Records from a collection of figures
------------------------------------------------------------------------

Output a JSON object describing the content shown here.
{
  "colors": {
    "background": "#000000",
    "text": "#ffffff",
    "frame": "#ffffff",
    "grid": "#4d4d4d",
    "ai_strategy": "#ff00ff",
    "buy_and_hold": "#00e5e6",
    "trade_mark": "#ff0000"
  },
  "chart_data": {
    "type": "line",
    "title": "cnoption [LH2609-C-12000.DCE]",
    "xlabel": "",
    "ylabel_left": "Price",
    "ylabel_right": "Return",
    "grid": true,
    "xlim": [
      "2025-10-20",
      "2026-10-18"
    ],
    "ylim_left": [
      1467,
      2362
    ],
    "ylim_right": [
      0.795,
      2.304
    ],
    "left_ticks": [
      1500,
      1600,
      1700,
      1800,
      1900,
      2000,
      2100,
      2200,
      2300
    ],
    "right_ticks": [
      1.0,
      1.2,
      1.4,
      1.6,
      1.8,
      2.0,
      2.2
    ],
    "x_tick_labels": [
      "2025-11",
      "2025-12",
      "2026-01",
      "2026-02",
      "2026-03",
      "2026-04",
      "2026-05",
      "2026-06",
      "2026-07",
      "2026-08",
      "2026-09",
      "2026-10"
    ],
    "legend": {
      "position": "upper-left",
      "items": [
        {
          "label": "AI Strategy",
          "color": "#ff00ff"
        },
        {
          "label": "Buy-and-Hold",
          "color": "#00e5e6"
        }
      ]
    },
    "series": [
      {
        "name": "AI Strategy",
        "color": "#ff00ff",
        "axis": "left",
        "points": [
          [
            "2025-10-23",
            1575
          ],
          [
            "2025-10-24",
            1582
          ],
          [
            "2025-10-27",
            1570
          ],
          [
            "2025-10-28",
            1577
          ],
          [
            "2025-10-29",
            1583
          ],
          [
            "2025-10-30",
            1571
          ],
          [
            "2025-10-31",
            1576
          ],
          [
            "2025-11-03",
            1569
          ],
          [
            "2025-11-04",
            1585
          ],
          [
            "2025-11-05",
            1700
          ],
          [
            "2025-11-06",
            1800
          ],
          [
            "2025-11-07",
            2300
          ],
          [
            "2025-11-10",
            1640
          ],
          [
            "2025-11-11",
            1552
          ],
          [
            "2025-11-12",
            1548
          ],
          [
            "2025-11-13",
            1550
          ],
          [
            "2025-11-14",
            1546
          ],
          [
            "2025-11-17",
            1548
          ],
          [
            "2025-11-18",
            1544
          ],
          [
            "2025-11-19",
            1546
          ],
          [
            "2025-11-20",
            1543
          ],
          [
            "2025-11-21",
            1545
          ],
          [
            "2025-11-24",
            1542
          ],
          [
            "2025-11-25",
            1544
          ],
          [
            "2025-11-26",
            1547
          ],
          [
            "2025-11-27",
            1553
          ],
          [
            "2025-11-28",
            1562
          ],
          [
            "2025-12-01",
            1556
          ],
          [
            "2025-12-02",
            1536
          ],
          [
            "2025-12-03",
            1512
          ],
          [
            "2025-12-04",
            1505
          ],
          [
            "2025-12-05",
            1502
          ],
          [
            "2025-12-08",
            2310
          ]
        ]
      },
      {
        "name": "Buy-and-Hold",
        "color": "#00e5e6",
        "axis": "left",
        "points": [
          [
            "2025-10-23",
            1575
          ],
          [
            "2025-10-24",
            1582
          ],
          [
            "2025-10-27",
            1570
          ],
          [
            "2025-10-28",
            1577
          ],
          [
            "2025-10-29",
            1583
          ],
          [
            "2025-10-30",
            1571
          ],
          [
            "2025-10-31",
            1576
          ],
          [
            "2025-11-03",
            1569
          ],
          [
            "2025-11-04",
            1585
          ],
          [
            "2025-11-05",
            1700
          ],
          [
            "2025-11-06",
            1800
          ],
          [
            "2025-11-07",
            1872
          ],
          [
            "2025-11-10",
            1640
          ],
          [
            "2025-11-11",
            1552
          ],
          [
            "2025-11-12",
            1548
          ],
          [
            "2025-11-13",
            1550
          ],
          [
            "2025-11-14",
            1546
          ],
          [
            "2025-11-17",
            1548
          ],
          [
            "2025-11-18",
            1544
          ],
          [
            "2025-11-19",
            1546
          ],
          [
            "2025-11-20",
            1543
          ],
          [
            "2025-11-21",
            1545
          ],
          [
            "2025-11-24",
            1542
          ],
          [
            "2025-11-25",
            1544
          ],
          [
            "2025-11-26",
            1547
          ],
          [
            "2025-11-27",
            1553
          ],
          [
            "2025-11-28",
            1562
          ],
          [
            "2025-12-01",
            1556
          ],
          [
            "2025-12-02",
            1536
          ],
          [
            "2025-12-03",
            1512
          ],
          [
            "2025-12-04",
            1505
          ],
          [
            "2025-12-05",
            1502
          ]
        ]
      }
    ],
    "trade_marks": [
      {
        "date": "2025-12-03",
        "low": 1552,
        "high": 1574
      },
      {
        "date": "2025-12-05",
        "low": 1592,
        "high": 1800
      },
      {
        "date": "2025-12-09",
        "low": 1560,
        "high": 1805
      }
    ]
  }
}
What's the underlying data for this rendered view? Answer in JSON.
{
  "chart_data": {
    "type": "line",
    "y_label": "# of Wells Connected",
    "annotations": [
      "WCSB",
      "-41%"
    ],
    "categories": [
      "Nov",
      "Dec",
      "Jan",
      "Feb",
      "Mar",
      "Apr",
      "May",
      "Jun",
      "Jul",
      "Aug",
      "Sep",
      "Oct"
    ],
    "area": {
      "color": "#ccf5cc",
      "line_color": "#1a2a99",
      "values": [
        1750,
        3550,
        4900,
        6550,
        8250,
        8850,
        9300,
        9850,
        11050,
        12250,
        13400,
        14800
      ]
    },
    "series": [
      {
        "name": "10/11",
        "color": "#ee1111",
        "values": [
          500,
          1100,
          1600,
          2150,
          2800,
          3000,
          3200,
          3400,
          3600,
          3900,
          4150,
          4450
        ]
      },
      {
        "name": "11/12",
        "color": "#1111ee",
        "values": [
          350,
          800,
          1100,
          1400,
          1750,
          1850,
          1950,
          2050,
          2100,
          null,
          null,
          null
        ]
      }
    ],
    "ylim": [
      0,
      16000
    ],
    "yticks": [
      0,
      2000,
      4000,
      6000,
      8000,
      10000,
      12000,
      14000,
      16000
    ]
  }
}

------------------------------------------------------------------------

Exercise details — Write out the entries above once more, without altering anything.

Exercise result —
Output a JSON object describing the content shown here.
{
  "colors": {
    "background": "#000000",
    "text": "#ffffff",
    "frame": "#ffffff",
    "grid": "#4d4d4d",
    "ai_strategy": "#ff00ff",
    "buy_and_hold": "#00e5e6",
    "trade_mark": "#ff0000"
  },
  "chart_data": {
    "type": "line",
    "title": "cnoption [LH2609-C-12000.DCE]",
    "xlabel": "",
    "ylabel_left": "Price",
    "ylabel_right": "Return",
    "grid": true,
    "xlim": [
      "2025-10-20",
      "2026-10-18"
    ],
    "ylim_left": [
      1467,
      2362
    ],
    "ylim_right": [
      0.795,
      2.304
    ],
    "left_ticks": [
      1500,
      1600,
      1700,
      1800,
      1900,
      2000,
      2100,
      2200,
      2300
    ],
    "right_ticks": [
      1.0,
      1.2,
      1.4,
      1.6,
      1.8,
      2.0,
      2.2
    ],
    "x_tick_labels": [
      "2025-11",
      "2025-12",
      "2026-01",
      "2026-02",
      "2026-03",
      "2026-04",
      "2026-05",
      "2026-06",
      "2026-07",
      "2026-08",
      "2026-09",
      "2026-10"
    ],
    "legend": {
      "position": "upper-left",
      "items": [
        {
          "label": "AI Strategy",
          "color": "#ff00ff"
        },
        {
          "label": "Buy-and-Hold",
          "color": "#00e5e6"
        }
      ]
    },
    "series": [
      {
        "name": "AI Strategy",
        "color": "#ff00ff",
        "axis": "left",
        "points": [
          [
            "2025-10-23",
            1575
          ],
          [
            "2025-10-24",
            1582
          ],
          [
            "2025-10-27",
            1570
          ],
          [
            "2025-10-28",
            1577
          ],
          [
            "2025-10-29",
            1583
          ],
          [
            "2025-10-30",
            1571
          ],
          [
            "2025-10-31",
            1576
          ],
          [
            "2025-11-03",
            1569
          ],
          [
            "2025-11-04",
            1585
          ],
          [
            "2025-11-05",
            1700
          ],
          [
            "2025-11-06",
            1800
          ],
          [
            "2025-11-07",
            2300
          ],
          [
            "2025-11-10",
            1640
          ],
          [
            "2025-11-11",
            1552
          ],
          [
            "2025-11-12",
            1548
          ],
          [
            "2025-11-13",
            1550
          ],
          [
            "2025-11-14",
            1546
          ],
          [
            "2025-11-17",
            1548
          ],
          [
            "2025-11-18",
            1544
          ],
          [
            "2025-11-19",
            1546
          ],
          [
            "2025-11-20",
            1543
          ],
          [
            "2025-11-21",
            1545
          ],
          [
            "2025-11-24",
            1542
          ],
          [
            "2025-11-25",
            1544
          ],
          [
            "2025-11-26",
            1547
          ],
          [
            "2025-11-27",
            1553
          ],
          [
            "2025-11-28",
            1562
          ],
          [
            "2025-12-01",
            1556
          ],
          [
            "2025-12-02",
            1536
          ],
          [
            "2025-12-03",
            1512
          ],
          [
            "2025-12-04",
            1505
          ],
          [
            "2025-12-05",
            1502
          ],
          [
            "2025-12-08",
            2310
          ]
        ]
      },
      {
        "name": "Buy-and-Hold",
        "color": "#00e5e6",
        "axis": "left",
        "points": [
          [
            "2025-10-23",
            1575
          ],
          [
            "2025-10-24",
            1582
          ],
          [
            "2025-10-27",
            1570
          ],
          [
            "2025-10-28",
            1577
          ],
          [
            "2025-10-29",
            1583
          ],
          [
            "2025-10-30",
            1571
          ],
          [
            "2025-10-31",
            1576
          ],
          [
            "2025-11-03",
            1569
          ],
          [
            "2025-11-04",
            1585
          ],
          [
            "2025-11-05",
            1700
          ],
          [
            "2025-11-06",
            1800
          ],
          [
            "2025-11-07",
            1872
          ],
          [
            "2025-11-10",
            1640
          ],
          [
            "2025-11-11",
            1552
          ],
          [
            "2025-11-12",
            1548
          ],
          [
            "2025-11-13",
            1550
          ],
          [
            "2025-11-14",
            1546
          ],
          [
            "2025-11-17",
            1548
          ],
          [
            "2025-11-18",
            1544
          ],
          [
            "2025-11-19",
            1546
          ],
          [
            "2025-11-20",
            1543
          ],
          [
            "2025-11-21",
            1545
          ],
          [
            "2025-11-24",
            1542
          ],
          [
            "2025-11-25",
            1544
          ],
          [
            "2025-11-26",
            1547
          ],
          [
            "2025-11-27",
            1553
          ],
          [
            "2025-11-28",
            1562
          ],
          [
            "2025-12-01",
            1556
          ],
          [
            "2025-12-02",
            1536
          ],
          [
            "2025-12-03",
            1512
          ],
          [
            "2025-12-04",
            1505
          ],
          [
            "2025-12-05",
            1502
          ]
        ]
      }
    ],
    "trade_marks": [
      {
        "date": "2025-12-03",
        "low": 1552,
        "high": 1574
      },
      {
        "date": "2025-12-05",
        "low": 1592,
        "high": 1800
      },
      {
        "date": "2025-12-09",
        "low": 1560,
        "high": 1805
      }
    ]
  }
}
What's the underlying data for this rendered view? Answer in JSON.
{
  "chart_data": {
    "type": "line",
    "y_label": "# of Wells Connected",
    "annotations": [
      "WCSB",
      "-41%"
    ],
    "categories": [
      "Nov",
      "Dec",
      "Jan",
      "Feb",
      "Mar",
      "Apr",
      "May",
      "Jun",
      "Jul",
      "Aug",
      "Sep",
      "Oct"
    ],
    "area": {
      "color": "#ccf5cc",
      "line_color": "#1a2a99",
      "values": [
        1750,
        3550,
        4900,
        6550,
        8250,
        8850,
        9300,
        9850,
        11050,
        12250,
        13400,
        14800
      ]
    },
    "series": [
      {
        "name": "10/11",
        "color": "#ee1111",
        "values": [
          500,
          1100,
          1600,
          2150,
          2800,
          3000,
          3200,
          3400,
          3600,
          3900,
          4150,
          4450
        ]
      },
      {
        "name": "11/12",
        "color": "#1111ee",
        "values": [
          350,
          800,
          1100,
          1400,
          1750,
          1850,
          1950,
          2050,
          2100,
          null,
          null,
          null
        ]
      }
    ],
    "ylim": [
      0,
      16000
    ],
    "yticks": [
      0,
      2000,
      4000,
      6000,
      8000,
      10000,
      12000,
      14000,
      16000
    ]
  }
}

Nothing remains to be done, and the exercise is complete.